### The problem
Quote, without change, all of the lines that follow.

Dataset records:
***
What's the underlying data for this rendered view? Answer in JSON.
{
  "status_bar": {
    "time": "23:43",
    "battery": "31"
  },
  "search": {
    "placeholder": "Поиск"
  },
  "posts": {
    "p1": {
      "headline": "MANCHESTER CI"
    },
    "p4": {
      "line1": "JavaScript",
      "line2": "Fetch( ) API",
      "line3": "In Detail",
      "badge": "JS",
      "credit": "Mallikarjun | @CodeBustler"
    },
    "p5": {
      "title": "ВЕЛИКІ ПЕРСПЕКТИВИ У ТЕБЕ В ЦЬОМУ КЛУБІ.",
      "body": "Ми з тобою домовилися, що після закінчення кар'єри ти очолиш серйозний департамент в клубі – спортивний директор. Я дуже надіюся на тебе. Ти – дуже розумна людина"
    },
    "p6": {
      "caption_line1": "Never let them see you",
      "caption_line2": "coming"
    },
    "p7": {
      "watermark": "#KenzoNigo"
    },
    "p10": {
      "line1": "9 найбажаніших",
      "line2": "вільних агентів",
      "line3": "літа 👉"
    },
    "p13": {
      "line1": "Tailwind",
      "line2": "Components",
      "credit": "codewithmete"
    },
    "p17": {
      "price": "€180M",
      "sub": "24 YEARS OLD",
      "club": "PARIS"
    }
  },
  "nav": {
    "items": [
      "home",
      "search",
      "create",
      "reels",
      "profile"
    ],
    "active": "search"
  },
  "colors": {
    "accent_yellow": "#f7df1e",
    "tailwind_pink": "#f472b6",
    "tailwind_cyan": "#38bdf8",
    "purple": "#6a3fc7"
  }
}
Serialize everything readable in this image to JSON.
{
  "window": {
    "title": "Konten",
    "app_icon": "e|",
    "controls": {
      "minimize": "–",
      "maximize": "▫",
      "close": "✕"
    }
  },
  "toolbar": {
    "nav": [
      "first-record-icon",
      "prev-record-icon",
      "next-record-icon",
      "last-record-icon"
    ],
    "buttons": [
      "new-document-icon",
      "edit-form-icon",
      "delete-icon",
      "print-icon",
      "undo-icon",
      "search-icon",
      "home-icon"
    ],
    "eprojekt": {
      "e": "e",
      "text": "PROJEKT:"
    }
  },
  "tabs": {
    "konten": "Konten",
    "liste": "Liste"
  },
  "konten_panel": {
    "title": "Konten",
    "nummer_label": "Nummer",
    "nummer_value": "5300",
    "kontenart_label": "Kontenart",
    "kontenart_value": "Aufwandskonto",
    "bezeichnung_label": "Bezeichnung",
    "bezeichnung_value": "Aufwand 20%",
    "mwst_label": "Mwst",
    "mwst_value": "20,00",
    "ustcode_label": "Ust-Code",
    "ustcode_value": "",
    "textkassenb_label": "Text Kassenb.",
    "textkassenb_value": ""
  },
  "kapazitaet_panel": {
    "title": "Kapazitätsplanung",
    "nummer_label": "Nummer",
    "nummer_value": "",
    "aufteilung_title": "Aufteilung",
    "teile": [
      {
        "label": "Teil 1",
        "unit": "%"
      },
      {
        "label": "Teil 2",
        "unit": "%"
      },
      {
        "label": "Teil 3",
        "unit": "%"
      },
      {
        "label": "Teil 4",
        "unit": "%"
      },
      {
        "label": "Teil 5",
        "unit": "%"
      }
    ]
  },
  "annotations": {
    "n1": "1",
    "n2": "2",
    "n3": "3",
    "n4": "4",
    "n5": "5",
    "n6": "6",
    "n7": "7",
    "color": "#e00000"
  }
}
***
### Answer to this exercise
What's the underlying data for this rendered view? Answer in JSON.
{
  "status_bar": {
    "time": "23:43",
    "battery": "31"
  },
  "search": {
    "placeholder": "Поиск"
  },
  "posts": {
    "p1": {
      "headline": "MANCHESTER CI"
    },
    "p4": {
      "line1": "JavaScript",
      "line2": "Fetch( ) API",
      "line3": "In Detail",
      "badge": "JS",
      "credit": "Mallikarjun | @CodeBustler"
    },
    "p5": {
      "title": "ВЕЛИКІ ПЕРСПЕКТИВИ У ТЕБЕ В ЦЬОМУ КЛУБІ.",
      "body": "Ми з тобою домовилися, що після закінчення кар'єри ти очолиш серйозний департамент в клубі – спортивний директор. Я дуже надіюся на тебе. Ти – дуже розумна людина"
    },
    "p6": {
      "caption_line1": "Never let them see you",
      "caption_line2": "coming"
    },
    "p7": {
      "watermark": "#KenzoNigo"
    },
    "p10": {
      "line1": "9 найбажаніших",
      "line2": "вільних агентів",
      "line3": "літа 👉"
    },
    "p13": {
      "line1": "Tailwind",
      "line2": "Components",
      "credit": "codewithmete"
    },
    "p17": {
      "price": "€180M",
      "sub": "24 YEARS OLD",
      "club": "PARIS"
    }
  },
  "nav": {
    "items": [
      "home",
      "search",
      "create",
      "reels",
      "profile"
    ],
    "active": "search"
  },
  "colors": {
    "accent_yellow": "#f7df1e",
    "tailwind_pink": "#f472b6",
    "tailwind_cyan": "#38bdf8",
    "purple": "#6a3fc7"
  }
}
Serialize everything readable in this image to JSON.
{
  "window": {
    "title": "Konten",
    "app_icon": "e|",
    "controls": {
      "minimize": "–",
      "maximize": "▫",
      "close": "✕"
    }
  },
  "toolbar": {
    "nav": [
      "first-record-icon",
      "prev-record-icon",
      "next-record-icon",
      "last-record-icon"
    ],
    "buttons": [
      "new-document-icon",
      "edit-form-icon",
      "delete-icon",
      "print-icon",
      "undo-icon",
      "search-icon",
      "home-icon"
    ],
    "eprojekt": {
      "e": "e",
      "text": "PROJEKT:"
    }
  },
  "tabs": {
    "konten": "Konten",
    "liste": "Liste"
  },
  "konten_panel": {
    "title": "Konten",
    "nummer_label": "Nummer",
    "nummer_value": "5300",
    "kontenart_label": "Kontenart",
    "kontenart_value": "Aufwandskonto",
    "bezeichnung_label": "Bezeichnung",
    "bezeichnung_value": "Aufwand 20%",
    "mwst_label": "Mwst",
    "mwst_value": "20,00",
    "ustcode_label": "Ust-Code",
    "ustcode_value": "",
    "textkassenb_label": "Text Kassenb.",
    "textkassenb_value": ""
  },
  "kapazitaet_panel": {
    "title": "Kapazitätsplanung",
    "nummer_label": "Nummer",
    "nummer_value": "",
    "aufteilung_title": "Aufteilung",
    "teile": [
      {
        "label": "Teil 1",
        "unit": "%"
      },
      {
        "label": "Teil 2",
        "unit": "%"
      },
      {
        "label": "Teil 3",
        "unit": "%"
      },
      {
        "label": "Teil 4",
        "unit": "%"
      },
      {
        "label": "Teil 5",
        "unit": "%"
      }
    ]
  },
  "annotations": {
    "n1": "1",
    "n2": "2",
    "n3": "3",
    "n4": "4",
    "n5": "5",
    "n6": "6",
    "n7": "7",
    "color": "#e00000"
  }
}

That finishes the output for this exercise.